• [Supplied data]
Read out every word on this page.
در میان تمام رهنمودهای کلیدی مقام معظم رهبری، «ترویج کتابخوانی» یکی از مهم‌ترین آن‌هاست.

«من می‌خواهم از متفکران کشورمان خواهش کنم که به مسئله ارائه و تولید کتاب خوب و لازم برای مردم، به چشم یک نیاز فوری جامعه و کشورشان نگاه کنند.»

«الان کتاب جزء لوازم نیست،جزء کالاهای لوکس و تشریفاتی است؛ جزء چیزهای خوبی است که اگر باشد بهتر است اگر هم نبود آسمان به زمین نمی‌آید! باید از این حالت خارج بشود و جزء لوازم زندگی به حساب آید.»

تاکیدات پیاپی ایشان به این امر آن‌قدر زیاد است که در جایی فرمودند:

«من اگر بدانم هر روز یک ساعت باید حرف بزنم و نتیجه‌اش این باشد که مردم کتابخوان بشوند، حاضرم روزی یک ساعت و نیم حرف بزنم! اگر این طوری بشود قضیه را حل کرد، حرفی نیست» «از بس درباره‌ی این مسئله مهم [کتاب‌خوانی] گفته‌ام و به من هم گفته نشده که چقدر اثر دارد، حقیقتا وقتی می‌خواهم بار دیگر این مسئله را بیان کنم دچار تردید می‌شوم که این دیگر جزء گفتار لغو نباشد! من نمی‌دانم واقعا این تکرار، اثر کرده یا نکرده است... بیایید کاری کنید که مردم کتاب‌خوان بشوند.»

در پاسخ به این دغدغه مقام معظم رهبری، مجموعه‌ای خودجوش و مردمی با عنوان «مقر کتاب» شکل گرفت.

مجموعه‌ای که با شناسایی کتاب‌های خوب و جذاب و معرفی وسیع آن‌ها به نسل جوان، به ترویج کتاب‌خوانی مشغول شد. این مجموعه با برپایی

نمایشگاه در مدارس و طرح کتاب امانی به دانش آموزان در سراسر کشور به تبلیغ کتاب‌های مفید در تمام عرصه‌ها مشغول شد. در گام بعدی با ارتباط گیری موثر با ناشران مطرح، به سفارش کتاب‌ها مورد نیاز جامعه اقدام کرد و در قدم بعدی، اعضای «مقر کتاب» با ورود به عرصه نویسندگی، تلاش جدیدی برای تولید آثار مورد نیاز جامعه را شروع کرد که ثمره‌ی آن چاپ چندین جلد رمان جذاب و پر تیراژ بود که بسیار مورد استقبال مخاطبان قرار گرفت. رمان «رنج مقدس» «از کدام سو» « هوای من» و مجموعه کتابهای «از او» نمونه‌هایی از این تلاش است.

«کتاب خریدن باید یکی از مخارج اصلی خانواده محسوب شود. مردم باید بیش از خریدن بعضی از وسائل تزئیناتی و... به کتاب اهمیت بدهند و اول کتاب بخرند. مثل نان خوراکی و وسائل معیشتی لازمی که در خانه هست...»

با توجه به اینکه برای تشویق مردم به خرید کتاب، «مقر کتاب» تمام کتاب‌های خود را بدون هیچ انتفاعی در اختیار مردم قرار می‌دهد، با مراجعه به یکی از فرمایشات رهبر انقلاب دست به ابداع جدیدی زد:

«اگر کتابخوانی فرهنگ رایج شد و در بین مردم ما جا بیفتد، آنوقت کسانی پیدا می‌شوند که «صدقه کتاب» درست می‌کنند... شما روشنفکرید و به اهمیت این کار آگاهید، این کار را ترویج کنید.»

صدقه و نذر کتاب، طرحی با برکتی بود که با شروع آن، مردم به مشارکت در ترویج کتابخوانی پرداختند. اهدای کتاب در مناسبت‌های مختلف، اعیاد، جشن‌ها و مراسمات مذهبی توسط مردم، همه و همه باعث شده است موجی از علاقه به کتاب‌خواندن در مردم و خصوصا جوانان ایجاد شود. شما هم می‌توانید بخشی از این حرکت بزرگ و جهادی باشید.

• [Task directions] Using the listing above, retype each line exactly.

• [Correct result]
Read out every word on this page.
در میان تمام رهنمودهای کلیدی مقام معظم رهبری، «ترویج کتابخوانی» یکی از مهم‌ترین آن‌هاست.

«من می‌خواهم از متفکران کشورمان خواهش کنم که به مسئله ارائه و تولید کتاب خوب و لازم برای مردم، به چشم یک نیاز فوری جامعه و کشورشان نگاه کنند.»

«الان کتاب جزء لوازم نیست،جزء کالاهای لوکس و تشریفاتی است؛ جزء چیزهای خوبی است که اگر باشد بهتر است اگر هم نبود آسمان به زمین نمی‌آید! باید از این حالت خارج بشود و جزء لوازم زندگی به حساب آید.»

تاکیدات پیاپی ایشان به این امر آن‌قدر زیاد است که در جایی فرمودند:

«من اگر بدانم هر روز یک ساعت باید حرف بزنم و نتیجه‌اش این باشد که مردم کتابخوان بشوند، حاضرم روزی یک ساعت و نیم حرف بزنم! اگر این طوری بشود قضیه را حل کرد، حرفی نیست» «از بس درباره‌ی این مسئله مهم [کتاب‌خوانی] گفته‌ام و به من هم گفته نشده که چقدر اثر دارد، حقیقتا وقتی می‌خواهم بار دیگر این مسئله را بیان کنم دچار تردید می‌شوم که این دیگر جزء گفتار لغو نباشد! من نمی‌دانم واقعا این تکرار، اثر کرده یا نکرده است... بیایید کاری کنید که مردم کتاب‌خوان بشوند.»

در پاسخ به این دغدغه مقام معظم رهبری، مجموعه‌ای خودجوش و مردمی با عنوان «مقر کتاب» شکل گرفت.

مجموعه‌ای که با شناسایی کتاب‌های خوب و جذاب و معرفی وسیع آن‌ها به نسل جوان، به ترویج کتاب‌خوانی مشغول شد. این مجموعه با برپایی

نمایشگاه در مدارس و طرح کتاب امانی به دانش آموزان در سراسر کشور به تبلیغ کتاب‌های مفید در تمام عرصه‌ها مشغول شد. در گام بعدی با ارتباط گیری موثر با ناشران مطرح، به سفارش کتاب‌ها مورد نیاز جامعه اقدام کرد و در قدم بعدی، اعضای «مقر کتاب» با ورود به عرصه نویسندگی، تلاش جدیدی برای تولید آثار مورد نیاز جامعه را شروع کرد که ثمره‌ی آن چاپ چندین جلد رمان جذاب و پر تیراژ بود که بسیار مورد استقبال مخاطبان قرار گرفت. رمان «رنج مقدس» «از کدام سو» « هوای من» و مجموعه کتابهای «از او» نمونه‌هایی از این تلاش است.

«کتاب خریدن باید یکی از مخارج اصلی خانواده محسوب شود. مردم باید بیش از خریدن بعضی از وسائل تزئیناتی و... به کتاب اهمیت بدهند و اول کتاب بخرند. مثل نان خوراکی و وسائل معیشتی لازمی که در خانه هست...»

با توجه به اینکه برای تشویق مردم به خرید کتاب، «مقر کتاب» تمام کتاب‌های خود را بدون هیچ انتفاعی در اختیار مردم قرار می‌دهد، با مراجعه به یکی از فرمایشات رهبر انقلاب دست به ابداع جدیدی زد:

«اگر کتابخوانی فرهنگ رایج شد و در بین مردم ما جا بیفتد، آنوقت کسانی پیدا می‌شوند که «صدقه کتاب» درست می‌کنند... شما روشنفکرید و به اهمیت این کار آگاهید، این کار را ترویج کنید.»

صدقه و نذر کتاب، طرحی با برکتی بود که با شروع آن، مردم به مشارکت در ترویج کتابخوانی پرداختند. اهدای کتاب در مناسبت‌های مختلف، اعیاد، جشن‌ها و مراسمات مذهبی توسط مردم، همه و همه باعث شده است موجی از علاقه به کتاب‌خواندن در مردم و خصوصا جوانان ایجاد شود. شما هم می‌توانید بخشی از این حرکت بزرگ و جهادی باشید.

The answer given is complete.